# start of RECORDS SHOWN

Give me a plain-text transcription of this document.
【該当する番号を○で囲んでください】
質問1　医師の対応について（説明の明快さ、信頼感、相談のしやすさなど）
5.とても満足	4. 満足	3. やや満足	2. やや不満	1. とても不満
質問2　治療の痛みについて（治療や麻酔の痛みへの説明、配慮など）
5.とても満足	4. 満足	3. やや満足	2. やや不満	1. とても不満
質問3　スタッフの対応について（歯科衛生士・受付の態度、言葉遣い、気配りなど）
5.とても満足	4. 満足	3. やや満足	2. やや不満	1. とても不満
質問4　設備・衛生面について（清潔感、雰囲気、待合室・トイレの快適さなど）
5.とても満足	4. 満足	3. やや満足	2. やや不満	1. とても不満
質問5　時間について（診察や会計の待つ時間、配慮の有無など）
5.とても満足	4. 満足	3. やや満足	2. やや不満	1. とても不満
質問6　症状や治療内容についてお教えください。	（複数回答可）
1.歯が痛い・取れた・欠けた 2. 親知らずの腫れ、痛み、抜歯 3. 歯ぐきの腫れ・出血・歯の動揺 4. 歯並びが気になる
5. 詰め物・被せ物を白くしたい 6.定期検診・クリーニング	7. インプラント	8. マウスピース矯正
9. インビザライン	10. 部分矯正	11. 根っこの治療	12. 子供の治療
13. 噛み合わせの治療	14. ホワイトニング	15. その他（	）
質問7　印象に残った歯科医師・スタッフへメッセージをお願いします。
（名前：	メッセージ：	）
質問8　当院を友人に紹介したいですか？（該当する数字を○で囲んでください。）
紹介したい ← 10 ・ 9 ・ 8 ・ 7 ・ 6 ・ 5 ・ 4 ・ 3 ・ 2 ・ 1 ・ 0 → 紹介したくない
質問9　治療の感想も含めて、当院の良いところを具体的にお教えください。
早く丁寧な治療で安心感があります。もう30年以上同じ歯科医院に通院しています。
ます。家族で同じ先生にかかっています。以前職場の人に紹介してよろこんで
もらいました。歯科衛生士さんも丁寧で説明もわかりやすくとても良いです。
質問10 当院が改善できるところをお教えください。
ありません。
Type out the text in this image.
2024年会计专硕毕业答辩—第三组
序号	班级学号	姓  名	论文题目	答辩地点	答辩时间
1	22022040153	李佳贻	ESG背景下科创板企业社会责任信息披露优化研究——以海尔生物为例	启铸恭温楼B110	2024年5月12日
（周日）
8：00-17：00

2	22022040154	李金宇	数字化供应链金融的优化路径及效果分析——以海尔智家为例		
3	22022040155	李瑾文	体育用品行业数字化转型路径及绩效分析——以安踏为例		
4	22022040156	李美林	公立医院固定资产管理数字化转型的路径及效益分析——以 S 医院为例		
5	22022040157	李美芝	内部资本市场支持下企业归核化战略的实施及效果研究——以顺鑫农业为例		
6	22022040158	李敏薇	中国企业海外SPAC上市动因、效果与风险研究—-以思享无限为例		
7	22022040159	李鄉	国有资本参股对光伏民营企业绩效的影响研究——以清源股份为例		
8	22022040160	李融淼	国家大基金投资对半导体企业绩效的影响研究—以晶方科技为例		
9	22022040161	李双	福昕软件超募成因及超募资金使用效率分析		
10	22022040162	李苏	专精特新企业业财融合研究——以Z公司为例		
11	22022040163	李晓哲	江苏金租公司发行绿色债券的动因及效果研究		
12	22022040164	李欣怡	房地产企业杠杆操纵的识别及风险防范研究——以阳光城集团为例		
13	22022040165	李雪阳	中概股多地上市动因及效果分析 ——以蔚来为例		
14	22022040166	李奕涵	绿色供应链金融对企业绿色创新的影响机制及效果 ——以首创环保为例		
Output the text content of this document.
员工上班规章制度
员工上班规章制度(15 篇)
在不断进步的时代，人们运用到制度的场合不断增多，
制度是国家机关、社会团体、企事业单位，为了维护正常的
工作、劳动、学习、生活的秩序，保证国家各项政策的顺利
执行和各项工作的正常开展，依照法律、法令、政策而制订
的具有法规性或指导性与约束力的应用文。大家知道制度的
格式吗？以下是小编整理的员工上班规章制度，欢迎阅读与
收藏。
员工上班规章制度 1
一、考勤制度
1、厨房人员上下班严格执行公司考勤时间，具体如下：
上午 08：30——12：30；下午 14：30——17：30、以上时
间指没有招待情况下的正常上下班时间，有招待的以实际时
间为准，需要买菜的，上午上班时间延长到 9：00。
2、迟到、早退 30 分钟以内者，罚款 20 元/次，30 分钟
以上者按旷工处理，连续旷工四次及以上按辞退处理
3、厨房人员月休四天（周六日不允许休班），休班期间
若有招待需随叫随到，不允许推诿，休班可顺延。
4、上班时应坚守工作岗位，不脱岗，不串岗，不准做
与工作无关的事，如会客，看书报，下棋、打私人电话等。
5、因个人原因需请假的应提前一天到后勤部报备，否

# end of RECORDS SHOWN

### INSTRUCTIONS FOR THE TASK
Send back exactly the lines from the line with "Output the text content of this document." through the end of the records.

### RESPONSE BELOW
Output the text content of this document.
员工上班规章制度
员工上班规章制度(15 篇)
在不断进步的时代，人们运用到制度的场合不断增多，
制度是国家机关、社会团体、企事业单位，为了维护正常的
工作、劳动、学习、生活的秩序，保证国家各项政策的顺利
执行和各项工作的正常开展，依照法律、法令、政策而制订
的具有法规性或指导性与约束力的应用文。大家知道制度的
格式吗？以下是小编整理的员工上班规章制度，欢迎阅读与
收藏。
员工上班规章制度 1
一、考勤制度
1、厨房人员上下班严格执行公司考勤时间，具体如下：
上午 08：30——12：30；下午 14：30——17：30、以上时
间指没有招待情况下的正常上下班时间，有招待的以实际时
间为准，需要买菜的，上午上班时间延长到 9：00。
2、迟到、早退 30 分钟以内者，罚款 20 元/次，30 分钟
以上者按旷工处理，连续旷工四次及以上按辞退处理
3、厨房人员月休四天（周六日不允许休班），休班期间
若有招待需随叫随到，不允许推诿，休班可顺延。
4、上班时应坚守工作岗位，不脱岗，不串岗，不准做
与工作无关的事，如会客，看书报，下棋、打私人电话等。
5、因个人原因需请假的应提前一天到后勤部报备，否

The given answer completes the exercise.